[DIRECTIONS]:
Write out all of the records precisely. Skip anything that is a picture.

# # # # # # #

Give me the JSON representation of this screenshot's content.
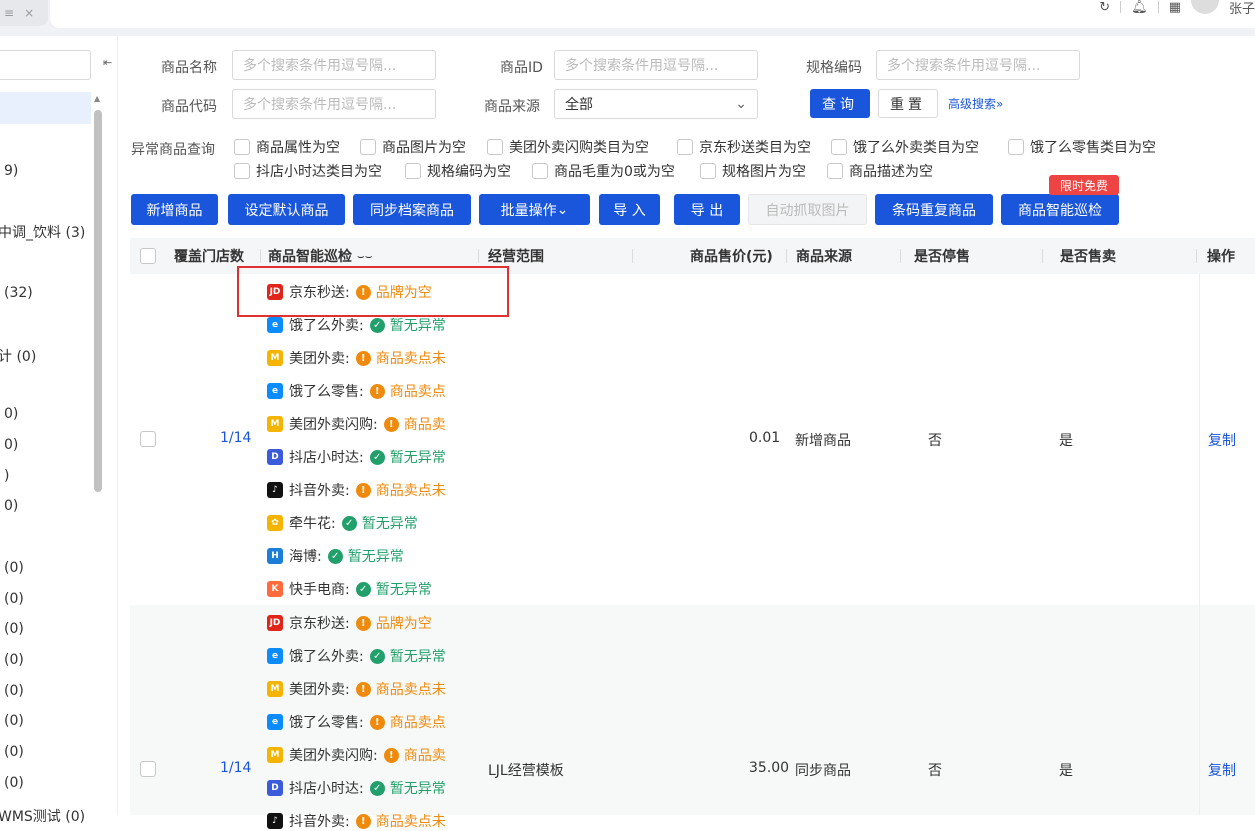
{
  "topbar": {
    "tab_fragment": "≡",
    "tab_close": "×",
    "user_name": "张子"
  },
  "sidebar": {
    "collapse_icon": "⇤",
    "items": [
      {
        "label": "9)"
      },
      {
        "label": "中调_饮料 (3)"
      },
      {
        "label": "(32)"
      },
      {
        "label": "计 (0)"
      },
      {
        "label": "0)"
      },
      {
        "label": "0)"
      },
      {
        "label": ")"
      },
      {
        "label": "0)"
      },
      {
        "label": "(0)"
      },
      {
        "label": "(0)"
      },
      {
        "label": "(0)"
      },
      {
        "label": "(0)"
      },
      {
        "label": "(0)"
      },
      {
        "label": "(0)"
      },
      {
        "label": "(0)"
      },
      {
        "label": "(0)"
      },
      {
        "label": "WMS测试 (0)"
      }
    ]
  },
  "filters": {
    "name_label": "商品名称",
    "name_placeholder": "多个搜索条件用逗号隔...",
    "id_label": "商品ID",
    "id_placeholder": "多个搜索条件用逗号隔...",
    "spec_label": "规格编码",
    "spec_placeholder": "多个搜索条件用逗号隔...",
    "code_label": "商品代码",
    "code_placeholder": "多个搜索条件用逗号隔...",
    "source_label": "商品来源",
    "source_value": "全部",
    "query": "查询",
    "reset": "重置",
    "advanced": "高级搜索"
  },
  "abnormal": {
    "label": "异常商品查询",
    "options": [
      "商品属性为空",
      "商品图片为空",
      "美团外卖闪购类目为空",
      "京东秒送类目为空",
      "饿了么外卖类目为空",
      "饿了么零售类目为空",
      "抖店小时达类目为空",
      "规格编码为空",
      "商品毛重为0或为空",
      "规格图片为空",
      "商品描述为空"
    ]
  },
  "actions": [
    "新增商品",
    "设定默认商品",
    "同步档案商品",
    "批量操作",
    "导 入",
    "导 出",
    "自动抓取图片",
    "条码重复商品",
    "商品智能巡检"
  ],
  "badge": "限时免费",
  "columns": {
    "stores": "覆盖门店数",
    "inspect": "商品智能巡检",
    "scope": "经营范围",
    "price": "商品售价(元)",
    "source": "商品来源",
    "stop": "是否停售",
    "sell": "是否售卖",
    "op": "操作"
  },
  "accent": "#1a56db",
  "rows": [
    {
      "stores": "1/14",
      "scope": "",
      "price": "0.01",
      "source": "新增商品",
      "stop": "否",
      "sell": "是",
      "op": "复制",
      "platforms": [
        {
          "name": "京东秒送:",
          "status": "品牌为空",
          "ok": false,
          "icon": "JD",
          "color": "#e1251b"
        },
        {
          "name": "饿了么外卖:",
          "status": "暂无异常",
          "ok": true,
          "icon": "e",
          "color": "#0a8cff"
        },
        {
          "name": "美团外卖:",
          "status": "商品卖点未",
          "ok": false,
          "icon": "M",
          "color": "#f5b400"
        },
        {
          "name": "饿了么零售:",
          "status": "商品卖点",
          "ok": false,
          "icon": "e",
          "color": "#0a8cff"
        },
        {
          "name": "美团外卖闪购:",
          "status": "商品卖",
          "ok": false,
          "icon": "M",
          "color": "#f5b400"
        },
        {
          "name": "抖店小时达:",
          "status": "暂无异常",
          "ok": true,
          "icon": "D",
          "color": "#3b5bdb"
        },
        {
          "name": "抖音外卖:",
          "status": "商品卖点未",
          "ok": false,
          "icon": "♪",
          "color": "#111"
        },
        {
          "name": "牵牛花:",
          "status": "暂无异常",
          "ok": true,
          "icon": "✿",
          "color": "#f5b400"
        },
        {
          "name": "海博:",
          "status": "暂无异常",
          "ok": true,
          "icon": "H",
          "color": "#1c7ed6"
        },
        {
          "name": "快手电商:",
          "status": "暂无异常",
          "ok": true,
          "icon": "K",
          "color": "#ff6b3d"
        }
      ]
    },
    {
      "stores": "1/14",
      "scope": "LJL经营模板",
      "price": "35.00",
      "source": "同步商品",
      "stop": "否",
      "sell": "是",
      "op": "复制",
      "platforms": [
        {
          "name": "京东秒送:",
          "status": "品牌为空",
          "ok": false,
          "icon": "JD",
          "color": "#e1251b"
        },
        {
          "name": "饿了么外卖:",
          "status": "暂无异常",
          "ok": true,
          "icon": "e",
          "color": "#0a8cff"
        },
        {
          "name": "美团外卖:",
          "status": "商品卖点未",
          "ok": false,
          "icon": "M",
          "color": "#f5b400"
        },
        {
          "name": "饿了么零售:",
          "status": "商品卖点",
          "ok": false,
          "icon": "e",
          "color": "#0a8cff"
        },
        {
          "name": "美团外卖闪购:",
          "status": "商品卖",
          "ok": false,
          "icon": "M",
          "color": "#f5b400"
        },
        {
          "name": "抖店小时达:",
          "status": "暂无异常",
          "ok": true,
          "icon": "D",
          "color": "#3b5bdb"
        },
        {
          "name": "抖音外卖:",
          "status": "商品卖点未",
          "ok": false,
          "icon": "♪",
          "color": "#111"
        }
      ]
    }
  ]
}
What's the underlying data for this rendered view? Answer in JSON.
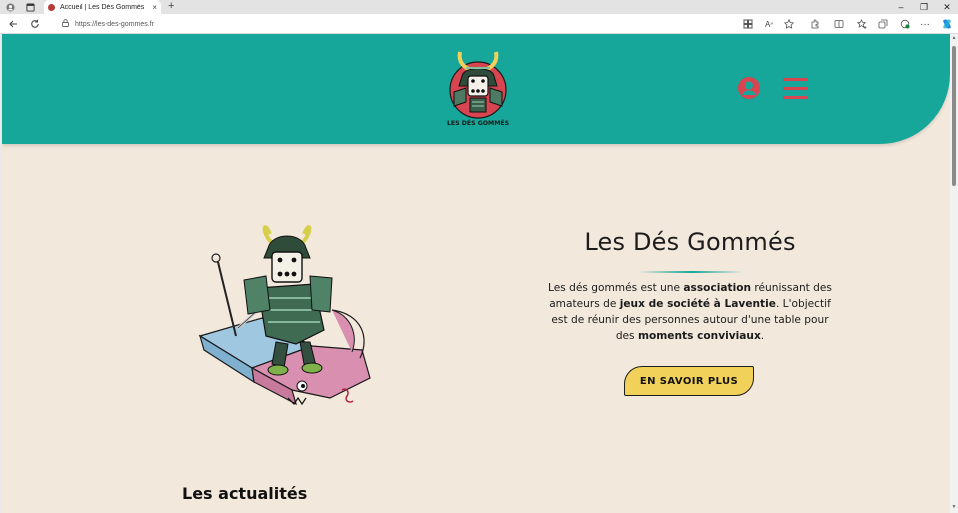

# # # # # # #

[SOLUTION]:
Give me the JSON representation of this screenshot's content.
{
  "topbar": {
    "tab_fragment": "≡",
    "tab_close": "×",
    "user_name": "张子"
  },
  "sidebar": {
    "collapse_icon": "⇤",
    "items": [
      {
        "label": "9)"
      },
      {
        "label": "中调_饮料 (3)"
      },
      {
        "label": "(32)"
      },
      {
        "label": "计 (0)"
      },
      {
        "label": "0)"
      },
      {
        "label": "0)"
      },
      {
        "label": ")"
      },
      {
        "label": "0)"
      },
      {
        "label": "(0)"
      },
      {
        "label": "(0)"
      },
      {
        "label": "(0)"
      },
      {
        "label": "(0)"
      },
      {
        "label": "(0)"
      },
      {
        "label": "(0)"
      },
      {
        "label": "(0)"
      },
      {
        "label": "(0)"
      },
      {
        "label": "WMS测试 (0)"
      }
    ]
  },
  "filters": {
    "name_label": "商品名称",
    "name_placeholder": "多个搜索条件用逗号隔...",
    "id_label": "商品ID",
    "id_placeholder": "多个搜索条件用逗号隔...",
    "spec_label": "规格编码",
    "spec_placeholder": "多个搜索条件用逗号隔...",
    "code_label": "商品代码",
    "code_placeholder": "多个搜索条件用逗号隔...",
    "source_label": "商品来源",
    "source_value": "全部",
    "query": "查询",
    "reset": "重置",
    "advanced": "高级搜索"
  },
  "abnormal": {
    "label": "异常商品查询",
    "options": [
      "商品属性为空",
      "商品图片为空",
      "美团外卖闪购类目为空",
      "京东秒送类目为空",
      "饿了么外卖类目为空",
      "饿了么零售类目为空",
      "抖店小时达类目为空",
      "规格编码为空",
      "商品毛重为0或为空",
      "规格图片为空",
      "商品描述为空"
    ]
  },
  "actions": [
    "新增商品",
    "设定默认商品",
    "同步档案商品",
    "批量操作",
    "导 入",
    "导 出",
    "自动抓取图片",
    "条码重复商品",
    "商品智能巡检"
  ],
  "badge": "限时免费",
  "columns": {
    "stores": "覆盖门店数",
    "inspect": "商品智能巡检",
    "scope": "经营范围",
    "price": "商品售价(元)",
    "source": "商品来源",
    "stop": "是否停售",
    "sell": "是否售卖",
    "op": "操作"
  },
  "accent": "#1a56db",
  "rows": [
    {
      "stores": "1/14",
      "scope": "",
      "price": "0.01",
      "source": "新增商品",
      "stop": "否",
      "sell": "是",
      "op": "复制",
      "platforms": [
        {
          "name": "京东秒送:",
          "status": "品牌为空",
          "ok": false,
          "icon": "JD",
          "color": "#e1251b"
        },
        {
          "name": "饿了么外卖:",
          "status": "暂无异常",
          "ok": true,
          "icon": "e",
          "color": "#0a8cff"
        },
        {
          "name": "美团外卖:",
          "status": "商品卖点未",
          "ok": false,
          "icon": "M",
          "color": "#f5b400"
        },
        {
          "name": "饿了么零售:",
          "status": "商品卖点",
          "ok": false,
          "icon": "e",
          "color": "#0a8cff"
        },
        {
          "name": "美团外卖闪购:",
          "status": "商品卖",
          "ok": false,
          "icon": "M",
          "color": "#f5b400"
        },
        {
          "name": "抖店小时达:",
          "status": "暂无异常",
          "ok": true,
          "icon": "D",
          "color": "#3b5bdb"
        },
        {
          "name": "抖音外卖:",
          "status": "商品卖点未",
          "ok": false,
          "icon": "♪",
          "color": "#111"
        },
        {
          "name": "牵牛花:",
          "status": "暂无异常",
          "ok": true,
          "icon": "✿",
          "color": "#f5b400"
        },
        {
          "name": "海博:",
          "status": "暂无异常",
          "ok": true,
          "icon": "H",
          "color": "#1c7ed6"
        },
        {
          "name": "快手电商:",
          "status": "暂无异常",
          "ok": true,
          "icon": "K",
          "color": "#ff6b3d"
        }
      ]
    },
    {
      "stores": "1/14",
      "scope": "LJL经营模板",
      "price": "35.00",
      "source": "同步商品",
      "stop": "否",
      "sell": "是",
      "op": "复制",
      "platforms": [
        {
          "name": "京东秒送:",
          "status": "品牌为空",
          "ok": false,
          "icon": "JD",
          "color": "#e1251b"
        },
        {
          "name": "饿了么外卖:",
          "status": "暂无异常",
          "ok": true,
          "icon": "e",
          "color": "#0a8cff"
        },
        {
          "name": "美团外卖:",
          "status": "商品卖点未",
          "ok": false,
          "icon": "M",
          "color": "#f5b400"
        },
        {
          "name": "饿了么零售:",
          "status": "商品卖点",
          "ok": false,
          "icon": "e",
          "color": "#0a8cff"
        },
        {
          "name": "美团外卖闪购:",
          "status": "商品卖",
          "ok": false,
          "icon": "M",
          "color": "#f5b400"
        },
        {
          "name": "抖店小时达:",
          "status": "暂无异常",
          "ok": true,
          "icon": "D",
          "color": "#3b5bdb"
        },
        {
          "name": "抖音外卖:",
          "status": "商品卖点未",
          "ok": false,
          "icon": "♪",
          "color": "#111"
        }
      ]
    }
  ]
}
What's the underlying data for this rendered view? Answer in JSON.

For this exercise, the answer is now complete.